Reproduce all of the records exactly.
— START OF Records for the exercise —
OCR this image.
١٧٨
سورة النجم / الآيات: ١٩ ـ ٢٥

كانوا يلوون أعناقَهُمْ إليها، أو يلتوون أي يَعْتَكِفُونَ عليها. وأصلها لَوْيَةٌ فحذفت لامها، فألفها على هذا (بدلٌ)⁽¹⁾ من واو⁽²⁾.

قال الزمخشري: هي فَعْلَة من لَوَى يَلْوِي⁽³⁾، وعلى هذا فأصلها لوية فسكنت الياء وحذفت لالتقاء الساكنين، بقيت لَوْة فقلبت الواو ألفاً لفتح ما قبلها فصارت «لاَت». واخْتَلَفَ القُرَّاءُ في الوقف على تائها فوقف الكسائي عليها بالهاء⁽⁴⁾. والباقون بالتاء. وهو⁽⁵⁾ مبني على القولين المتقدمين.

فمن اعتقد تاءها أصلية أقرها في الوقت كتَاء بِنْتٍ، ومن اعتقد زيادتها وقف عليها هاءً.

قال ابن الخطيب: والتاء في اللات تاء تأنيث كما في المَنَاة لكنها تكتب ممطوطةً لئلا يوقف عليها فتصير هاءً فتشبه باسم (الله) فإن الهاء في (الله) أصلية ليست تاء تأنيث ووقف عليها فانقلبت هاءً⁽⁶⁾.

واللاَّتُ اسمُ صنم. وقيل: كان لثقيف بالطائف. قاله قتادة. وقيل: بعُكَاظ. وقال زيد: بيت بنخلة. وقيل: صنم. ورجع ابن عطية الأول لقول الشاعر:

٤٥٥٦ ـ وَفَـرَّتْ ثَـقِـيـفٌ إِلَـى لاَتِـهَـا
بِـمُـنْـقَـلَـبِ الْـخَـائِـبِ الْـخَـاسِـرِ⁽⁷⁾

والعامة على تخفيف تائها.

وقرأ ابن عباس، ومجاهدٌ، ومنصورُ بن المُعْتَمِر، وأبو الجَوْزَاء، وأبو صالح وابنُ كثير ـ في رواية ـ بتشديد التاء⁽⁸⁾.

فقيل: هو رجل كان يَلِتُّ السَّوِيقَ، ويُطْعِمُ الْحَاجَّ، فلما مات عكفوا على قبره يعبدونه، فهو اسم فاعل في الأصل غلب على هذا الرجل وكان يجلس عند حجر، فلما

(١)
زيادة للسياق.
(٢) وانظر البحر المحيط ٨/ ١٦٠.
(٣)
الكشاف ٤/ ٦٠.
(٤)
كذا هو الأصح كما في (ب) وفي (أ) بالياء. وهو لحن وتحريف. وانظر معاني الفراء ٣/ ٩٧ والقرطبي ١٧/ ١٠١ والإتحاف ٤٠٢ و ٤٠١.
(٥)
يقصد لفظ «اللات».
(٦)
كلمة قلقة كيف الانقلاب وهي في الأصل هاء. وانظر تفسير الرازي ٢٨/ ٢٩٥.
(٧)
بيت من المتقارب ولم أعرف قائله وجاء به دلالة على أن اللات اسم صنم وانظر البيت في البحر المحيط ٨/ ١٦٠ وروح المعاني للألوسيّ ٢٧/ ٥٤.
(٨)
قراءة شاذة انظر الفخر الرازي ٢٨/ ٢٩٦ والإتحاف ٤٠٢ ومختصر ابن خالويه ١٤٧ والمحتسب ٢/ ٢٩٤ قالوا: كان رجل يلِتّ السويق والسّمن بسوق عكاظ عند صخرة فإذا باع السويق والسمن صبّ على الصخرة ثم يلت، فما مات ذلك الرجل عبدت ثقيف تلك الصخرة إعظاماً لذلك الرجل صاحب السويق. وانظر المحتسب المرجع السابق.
— END OF Records for the exercise —
Result for this task |
OCR this image.
١٧٨
سورة النجم / الآيات: ١٩ ـ ٢٥

كانوا يلوون أعناقَهُمْ إليها، أو يلتوون أي يَعْتَكِفُونَ عليها. وأصلها لَوْيَةٌ فحذفت لامها، فألفها على هذا (بدلٌ)⁽¹⁾ من واو⁽²⁾.

قال الزمخشري: هي فَعْلَة من لَوَى يَلْوِي⁽³⁾، وعلى هذا فأصلها لوية فسكنت الياء وحذفت لالتقاء الساكنين، بقيت لَوْة فقلبت الواو ألفاً لفتح ما قبلها فصارت «لاَت». واخْتَلَفَ القُرَّاءُ في الوقف على تائها فوقف الكسائي عليها بالهاء⁽⁴⁾. والباقون بالتاء. وهو⁽⁵⁾ مبني على القولين المتقدمين.

فمن اعتقد تاءها أصلية أقرها في الوقت كتَاء بِنْتٍ، ومن اعتقد زيادتها وقف عليها هاءً.

قال ابن الخطيب: والتاء في اللات تاء تأنيث كما في المَنَاة لكنها تكتب ممطوطةً لئلا يوقف عليها فتصير هاءً فتشبه باسم (الله) فإن الهاء في (الله) أصلية ليست تاء تأنيث ووقف عليها فانقلبت هاءً⁽⁶⁾.

واللاَّتُ اسمُ صنم. وقيل: كان لثقيف بالطائف. قاله قتادة. وقيل: بعُكَاظ. وقال زيد: بيت بنخلة. وقيل: صنم. ورجع ابن عطية الأول لقول الشاعر:

٤٥٥٦ ـ وَفَـرَّتْ ثَـقِـيـفٌ إِلَـى لاَتِـهَـا
بِـمُـنْـقَـلَـبِ الْـخَـائِـبِ الْـخَـاسِـرِ⁽⁷⁾

والعامة على تخفيف تائها.

وقرأ ابن عباس، ومجاهدٌ، ومنصورُ بن المُعْتَمِر، وأبو الجَوْزَاء، وأبو صالح وابنُ كثير ـ في رواية ـ بتشديد التاء⁽⁸⁾.

فقيل: هو رجل كان يَلِتُّ السَّوِيقَ، ويُطْعِمُ الْحَاجَّ، فلما مات عكفوا على قبره يعبدونه، فهو اسم فاعل في الأصل غلب على هذا الرجل وكان يجلس عند حجر، فلما

(١)
زيادة للسياق.
(٢) وانظر البحر المحيط ٨/ ١٦٠.
(٣)
الكشاف ٤/ ٦٠.
(٤)
كذا هو الأصح كما في (ب) وفي (أ) بالياء. وهو لحن وتحريف. وانظر معاني الفراء ٣/ ٩٧ والقرطبي ١٧/ ١٠١ والإتحاف ٤٠٢ و ٤٠١.
(٥)
يقصد لفظ «اللات».
(٦)
كلمة قلقة كيف الانقلاب وهي في الأصل هاء. وانظر تفسير الرازي ٢٨/ ٢٩٥.
(٧)
بيت من المتقارب ولم أعرف قائله وجاء به دلالة على أن اللات اسم صنم وانظر البيت في البحر المحيط ٨/ ١٦٠ وروح المعاني للألوسيّ ٢٧/ ٥٤.
(٨)
قراءة شاذة انظر الفخر الرازي ٢٨/ ٢٩٦ والإتحاف ٤٠٢ ومختصر ابن خالويه ١٤٧ والمحتسب ٢/ ٢٩٤ قالوا: كان رجل يلِتّ السويق والسّمن بسوق عكاظ عند صخرة فإذا باع السويق والسمن صبّ على الصخرة ثم يلت، فما مات ذلك الرجل عبدت ثقيف تلك الصخرة إعظاماً لذلك الرجل صاحب السويق. وانظر المحتسب المرجع السابق.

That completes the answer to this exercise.